━━━ Records shown

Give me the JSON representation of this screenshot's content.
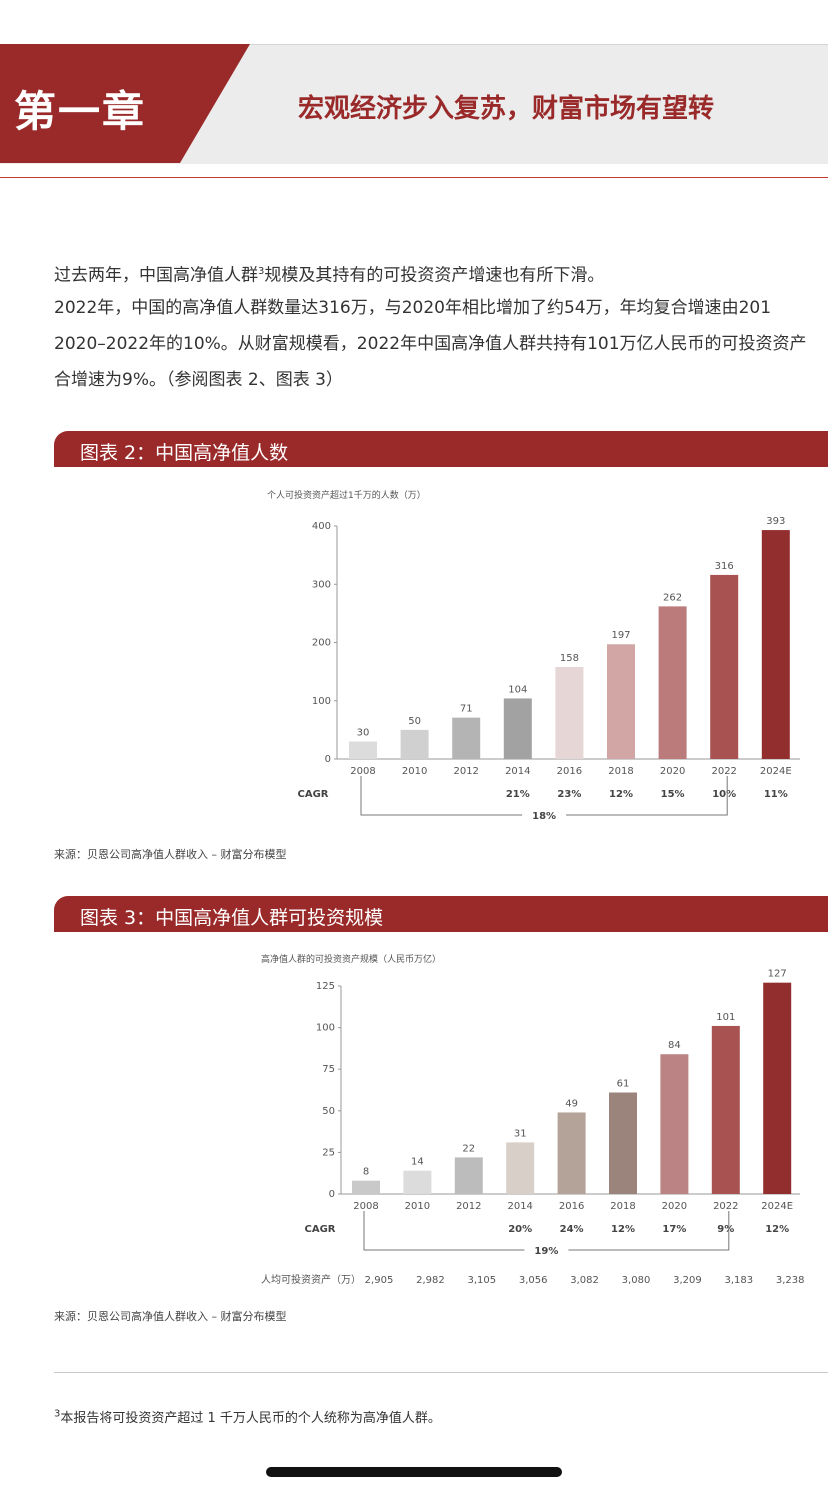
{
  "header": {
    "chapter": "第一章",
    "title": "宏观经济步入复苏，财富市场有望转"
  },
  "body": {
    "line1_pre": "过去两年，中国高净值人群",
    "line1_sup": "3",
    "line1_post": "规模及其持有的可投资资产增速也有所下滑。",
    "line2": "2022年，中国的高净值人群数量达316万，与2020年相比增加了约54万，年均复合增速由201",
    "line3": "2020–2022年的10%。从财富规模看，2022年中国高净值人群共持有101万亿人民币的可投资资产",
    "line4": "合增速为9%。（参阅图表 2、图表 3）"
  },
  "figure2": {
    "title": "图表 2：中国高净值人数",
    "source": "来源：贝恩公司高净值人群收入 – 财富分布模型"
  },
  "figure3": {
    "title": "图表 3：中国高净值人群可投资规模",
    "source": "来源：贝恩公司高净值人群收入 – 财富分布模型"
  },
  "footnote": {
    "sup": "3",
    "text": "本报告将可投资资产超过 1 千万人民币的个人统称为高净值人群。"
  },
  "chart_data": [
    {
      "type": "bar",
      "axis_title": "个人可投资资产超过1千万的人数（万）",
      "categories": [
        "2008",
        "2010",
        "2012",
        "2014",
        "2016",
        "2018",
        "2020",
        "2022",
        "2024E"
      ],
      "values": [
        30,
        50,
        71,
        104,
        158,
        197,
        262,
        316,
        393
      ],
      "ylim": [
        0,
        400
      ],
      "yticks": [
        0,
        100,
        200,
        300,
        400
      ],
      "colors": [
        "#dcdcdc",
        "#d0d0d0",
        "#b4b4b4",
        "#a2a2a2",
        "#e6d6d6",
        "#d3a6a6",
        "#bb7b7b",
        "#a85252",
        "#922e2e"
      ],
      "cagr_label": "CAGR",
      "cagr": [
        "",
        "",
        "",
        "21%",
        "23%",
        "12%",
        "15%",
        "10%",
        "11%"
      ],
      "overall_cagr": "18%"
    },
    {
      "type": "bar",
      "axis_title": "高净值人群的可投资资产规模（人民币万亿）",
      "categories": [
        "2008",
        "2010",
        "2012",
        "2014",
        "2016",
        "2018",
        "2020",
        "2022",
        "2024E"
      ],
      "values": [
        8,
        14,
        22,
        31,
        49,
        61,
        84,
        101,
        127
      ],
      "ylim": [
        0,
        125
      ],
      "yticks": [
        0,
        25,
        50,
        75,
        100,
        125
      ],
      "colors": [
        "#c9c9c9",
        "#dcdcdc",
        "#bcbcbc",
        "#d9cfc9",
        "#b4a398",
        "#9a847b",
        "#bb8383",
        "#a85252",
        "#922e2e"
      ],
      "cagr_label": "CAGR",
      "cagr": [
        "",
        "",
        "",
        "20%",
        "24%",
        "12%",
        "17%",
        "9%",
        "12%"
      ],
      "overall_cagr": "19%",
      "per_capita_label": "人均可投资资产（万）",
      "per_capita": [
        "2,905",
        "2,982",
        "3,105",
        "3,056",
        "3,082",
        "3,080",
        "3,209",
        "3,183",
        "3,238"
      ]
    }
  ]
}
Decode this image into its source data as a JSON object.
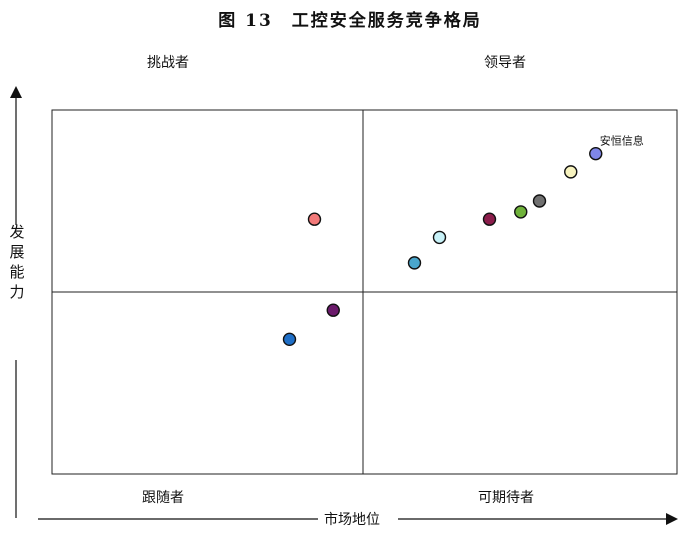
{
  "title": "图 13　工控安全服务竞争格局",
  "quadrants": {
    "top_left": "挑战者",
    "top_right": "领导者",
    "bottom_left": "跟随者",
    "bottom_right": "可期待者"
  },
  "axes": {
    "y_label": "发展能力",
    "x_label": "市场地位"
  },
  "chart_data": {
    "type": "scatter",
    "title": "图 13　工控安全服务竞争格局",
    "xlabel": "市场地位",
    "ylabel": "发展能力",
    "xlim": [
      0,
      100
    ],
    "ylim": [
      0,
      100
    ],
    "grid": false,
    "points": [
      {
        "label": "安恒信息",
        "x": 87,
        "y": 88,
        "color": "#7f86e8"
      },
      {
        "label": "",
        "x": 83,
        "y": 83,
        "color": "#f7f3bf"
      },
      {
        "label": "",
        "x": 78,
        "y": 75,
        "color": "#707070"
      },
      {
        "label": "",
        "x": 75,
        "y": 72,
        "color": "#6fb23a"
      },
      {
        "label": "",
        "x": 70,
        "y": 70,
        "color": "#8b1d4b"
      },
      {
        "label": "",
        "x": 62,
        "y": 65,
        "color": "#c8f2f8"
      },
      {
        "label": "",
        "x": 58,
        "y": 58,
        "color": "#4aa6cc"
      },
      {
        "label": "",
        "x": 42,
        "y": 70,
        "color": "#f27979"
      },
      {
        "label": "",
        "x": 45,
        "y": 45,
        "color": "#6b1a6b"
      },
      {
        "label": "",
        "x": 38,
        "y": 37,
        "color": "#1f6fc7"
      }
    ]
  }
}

━━━━━━

Task to carry out: Reproduce every record word for word. The copy must contain no pictures.

Right answer:
Give me the JSON representation of this screenshot's content.
{
  "header": {
    "chapter": "第一章",
    "title": "宏观经济步入复苏，财富市场有望转"
  },
  "body": {
    "line1_pre": "过去两年，中国高净值人群",
    "line1_sup": "3",
    "line1_post": "规模及其持有的可投资资产增速也有所下滑。",
    "line2": "2022年，中国的高净值人群数量达316万，与2020年相比增加了约54万，年均复合增速由201",
    "line3": "2020–2022年的10%。从财富规模看，2022年中国高净值人群共持有101万亿人民币的可投资资产",
    "line4": "合增速为9%。（参阅图表 2、图表 3）"
  },
  "figure2": {
    "title": "图表 2：中国高净值人数",
    "source": "来源：贝恩公司高净值人群收入 – 财富分布模型"
  },
  "figure3": {
    "title": "图表 3：中国高净值人群可投资规模",
    "source": "来源：贝恩公司高净值人群收入 – 财富分布模型"
  },
  "footnote": {
    "sup": "3",
    "text": "本报告将可投资资产超过 1 千万人民币的个人统称为高净值人群。"
  },
  "chart_data": [
    {
      "type": "bar",
      "axis_title": "个人可投资资产超过1千万的人数（万）",
      "categories": [
        "2008",
        "2010",
        "2012",
        "2014",
        "2016",
        "2018",
        "2020",
        "2022",
        "2024E"
      ],
      "values": [
        30,
        50,
        71,
        104,
        158,
        197,
        262,
        316,
        393
      ],
      "ylim": [
        0,
        400
      ],
      "yticks": [
        0,
        100,
        200,
        300,
        400
      ],
      "colors": [
        "#dcdcdc",
        "#d0d0d0",
        "#b4b4b4",
        "#a2a2a2",
        "#e6d6d6",
        "#d3a6a6",
        "#bb7b7b",
        "#a85252",
        "#922e2e"
      ],
      "cagr_label": "CAGR",
      "cagr": [
        "",
        "",
        "",
        "21%",
        "23%",
        "12%",
        "15%",
        "10%",
        "11%"
      ],
      "overall_cagr": "18%"
    },
    {
      "type": "bar",
      "axis_title": "高净值人群的可投资资产规模（人民币万亿）",
      "categories": [
        "2008",
        "2010",
        "2012",
        "2014",
        "2016",
        "2018",
        "2020",
        "2022",
        "2024E"
      ],
      "values": [
        8,
        14,
        22,
        31,
        49,
        61,
        84,
        101,
        127
      ],
      "ylim": [
        0,
        125
      ],
      "yticks": [
        0,
        25,
        50,
        75,
        100,
        125
      ],
      "colors": [
        "#c9c9c9",
        "#dcdcdc",
        "#bcbcbc",
        "#d9cfc9",
        "#b4a398",
        "#9a847b",
        "#bb8383",
        "#a85252",
        "#922e2e"
      ],
      "cagr_label": "CAGR",
      "cagr": [
        "",
        "",
        "",
        "20%",
        "24%",
        "12%",
        "17%",
        "9%",
        "12%"
      ],
      "overall_cagr": "19%",
      "per_capita_label": "人均可投资资产（万）",
      "per_capita": [
        "2,905",
        "2,982",
        "3,105",
        "3,056",
        "3,082",
        "3,080",
        "3,209",
        "3,183",
        "3,238"
      ]
    }
  ]
}
Decode this image into its source data as a JSON object.
{
  "title": "图 13　工控安全服务竞争格局",
  "quadrants": {
    "top_left": "挑战者",
    "top_right": "领导者",
    "bottom_left": "跟随者",
    "bottom_right": "可期待者"
  },
  "axes": {
    "y_label": "发展能力",
    "x_label": "市场地位"
  },
  "chart_data": {
    "type": "scatter",
    "title": "图 13　工控安全服务竞争格局",
    "xlabel": "市场地位",
    "ylabel": "发展能力",
    "xlim": [
      0,
      100
    ],
    "ylim": [
      0,
      100
    ],
    "grid": false,
    "points": [
      {
        "label": "安恒信息",
        "x": 87,
        "y": 88,
        "color": "#7f86e8"
      },
      {
        "label": "",
        "x": 83,
        "y": 83,
        "color": "#f7f3bf"
      },
      {
        "label": "",
        "x": 78,
        "y": 75,
        "color": "#707070"
      },
      {
        "label": "",
        "x": 75,
        "y": 72,
        "color": "#6fb23a"
      },
      {
        "label": "",
        "x": 70,
        "y": 70,
        "color": "#8b1d4b"
      },
      {
        "label": "",
        "x": 62,
        "y": 65,
        "color": "#c8f2f8"
      },
      {
        "label": "",
        "x": 58,
        "y": 58,
        "color": "#4aa6cc"
      },
      {
        "label": "",
        "x": 42,
        "y": 70,
        "color": "#f27979"
      },
      {
        "label": "",
        "x": 45,
        "y": 45,
        "color": "#6b1a6b"
      },
      {
        "label": "",
        "x": 38,
        "y": 37,
        "color": "#1f6fc7"
      }
    ]
  }
}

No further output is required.